▽

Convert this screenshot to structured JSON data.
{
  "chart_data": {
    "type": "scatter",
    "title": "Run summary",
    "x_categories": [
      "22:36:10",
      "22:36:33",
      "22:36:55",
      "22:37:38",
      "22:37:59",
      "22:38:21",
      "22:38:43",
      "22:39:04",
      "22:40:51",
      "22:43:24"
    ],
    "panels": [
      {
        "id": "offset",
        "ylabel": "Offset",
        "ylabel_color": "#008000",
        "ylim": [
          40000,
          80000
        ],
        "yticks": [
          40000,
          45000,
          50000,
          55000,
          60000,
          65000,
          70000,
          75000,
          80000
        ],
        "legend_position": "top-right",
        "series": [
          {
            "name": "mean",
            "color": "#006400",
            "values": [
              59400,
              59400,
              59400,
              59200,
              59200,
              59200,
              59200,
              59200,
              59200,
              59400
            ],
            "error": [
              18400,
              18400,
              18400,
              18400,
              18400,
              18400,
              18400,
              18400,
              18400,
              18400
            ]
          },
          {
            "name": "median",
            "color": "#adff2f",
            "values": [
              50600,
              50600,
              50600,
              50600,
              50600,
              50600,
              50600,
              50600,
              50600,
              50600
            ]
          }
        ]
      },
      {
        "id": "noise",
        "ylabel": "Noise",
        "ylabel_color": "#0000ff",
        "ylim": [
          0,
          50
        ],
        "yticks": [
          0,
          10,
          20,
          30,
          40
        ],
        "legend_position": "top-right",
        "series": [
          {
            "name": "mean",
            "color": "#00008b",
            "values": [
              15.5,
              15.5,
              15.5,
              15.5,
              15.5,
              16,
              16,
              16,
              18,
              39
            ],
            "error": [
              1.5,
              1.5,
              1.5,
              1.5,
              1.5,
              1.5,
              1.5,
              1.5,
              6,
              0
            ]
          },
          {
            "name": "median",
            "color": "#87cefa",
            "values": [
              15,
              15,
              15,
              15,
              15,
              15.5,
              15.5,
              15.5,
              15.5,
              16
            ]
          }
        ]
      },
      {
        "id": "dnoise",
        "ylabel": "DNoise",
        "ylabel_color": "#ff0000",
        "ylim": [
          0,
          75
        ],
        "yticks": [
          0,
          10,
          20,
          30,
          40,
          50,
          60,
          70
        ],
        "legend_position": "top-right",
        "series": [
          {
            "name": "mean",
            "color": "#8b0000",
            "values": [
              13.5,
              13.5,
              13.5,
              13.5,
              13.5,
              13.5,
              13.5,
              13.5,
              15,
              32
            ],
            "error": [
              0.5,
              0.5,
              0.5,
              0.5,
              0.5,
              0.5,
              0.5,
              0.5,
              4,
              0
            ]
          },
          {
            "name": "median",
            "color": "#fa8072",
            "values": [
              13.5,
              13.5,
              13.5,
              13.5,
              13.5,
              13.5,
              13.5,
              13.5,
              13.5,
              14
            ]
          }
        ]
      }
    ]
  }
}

△

## Stated problem:
Produce an exact copy of the whole listing.

## Solution to this exercise:
Convert this screenshot to structured JSON data.
{
  "chart_data": {
    "type": "scatter",
    "title": "Run summary",
    "x_categories": [
      "22:36:10",
      "22:36:33",
      "22:36:55",
      "22:37:38",
      "22:37:59",
      "22:38:21",
      "22:38:43",
      "22:39:04",
      "22:40:51",
      "22:43:24"
    ],
    "panels": [
      {
        "id": "offset",
        "ylabel": "Offset",
        "ylabel_color": "#008000",
        "ylim": [
          40000,
          80000
        ],
        "yticks": [
          40000,
          45000,
          50000,
          55000,
          60000,
          65000,
          70000,
          75000,
          80000
        ],
        "legend_position": "top-right",
        "series": [
          {
            "name": "mean",
            "color": "#006400",
            "values": [
              59400,
              59400,
              59400,
              59200,
              59200,
              59200,
              59200,
              59200,
              59200,
              59400
            ],
            "error": [
              18400,
              18400,
              18400,
              18400,
              18400,
              18400,
              18400,
              18400,
              18400,
              18400
            ]
          },
          {
            "name": "median",
            "color": "#adff2f",
            "values": [
              50600,
              50600,
              50600,
              50600,
              50600,
              50600,
              50600,
              50600,
              50600,
              50600
            ]
          }
        ]
      },
      {
        "id": "noise",
        "ylabel": "Noise",
        "ylabel_color": "#0000ff",
        "ylim": [
          0,
          50
        ],
        "yticks": [
          0,
          10,
          20,
          30,
          40
        ],
        "legend_position": "top-right",
        "series": [
          {
            "name": "mean",
            "color": "#00008b",
            "values": [
              15.5,
              15.5,
              15.5,
              15.5,
              15.5,
              16,
              16,
              16,
              18,
              39
            ],
            "error": [
              1.5,
              1.5,
              1.5,
              1.5,
              1.5,
              1.5,
              1.5,
              1.5,
              6,
              0
            ]
          },
          {
            "name": "median",
            "color": "#87cefa",
            "values": [
              15,
              15,
              15,
              15,
              15,
              15.5,
              15.5,
              15.5,
              15.5,
              16
            ]
          }
        ]
      },
      {
        "id": "dnoise",
        "ylabel": "DNoise",
        "ylabel_color": "#ff0000",
        "ylim": [
          0,
          75
        ],
        "yticks": [
          0,
          10,
          20,
          30,
          40,
          50,
          60,
          70
        ],
        "legend_position": "top-right",
        "series": [
          {
            "name": "mean",
            "color": "#8b0000",
            "values": [
              13.5,
              13.5,
              13.5,
              13.5,
              13.5,
              13.5,
              13.5,
              13.5,
              15,
              32
            ],
            "error": [
              0.5,
              0.5,
              0.5,
              0.5,
              0.5,
              0.5,
              0.5,
              0.5,
              4,
              0
            ]
          },
          {
            "name": "median",
            "color": "#fa8072",
            "values": [
              13.5,
              13.5,
              13.5,
              13.5,
              13.5,
              13.5,
              13.5,
              13.5,
              13.5,
              14
            ]
          }
        ]
      }
    ]
  }
}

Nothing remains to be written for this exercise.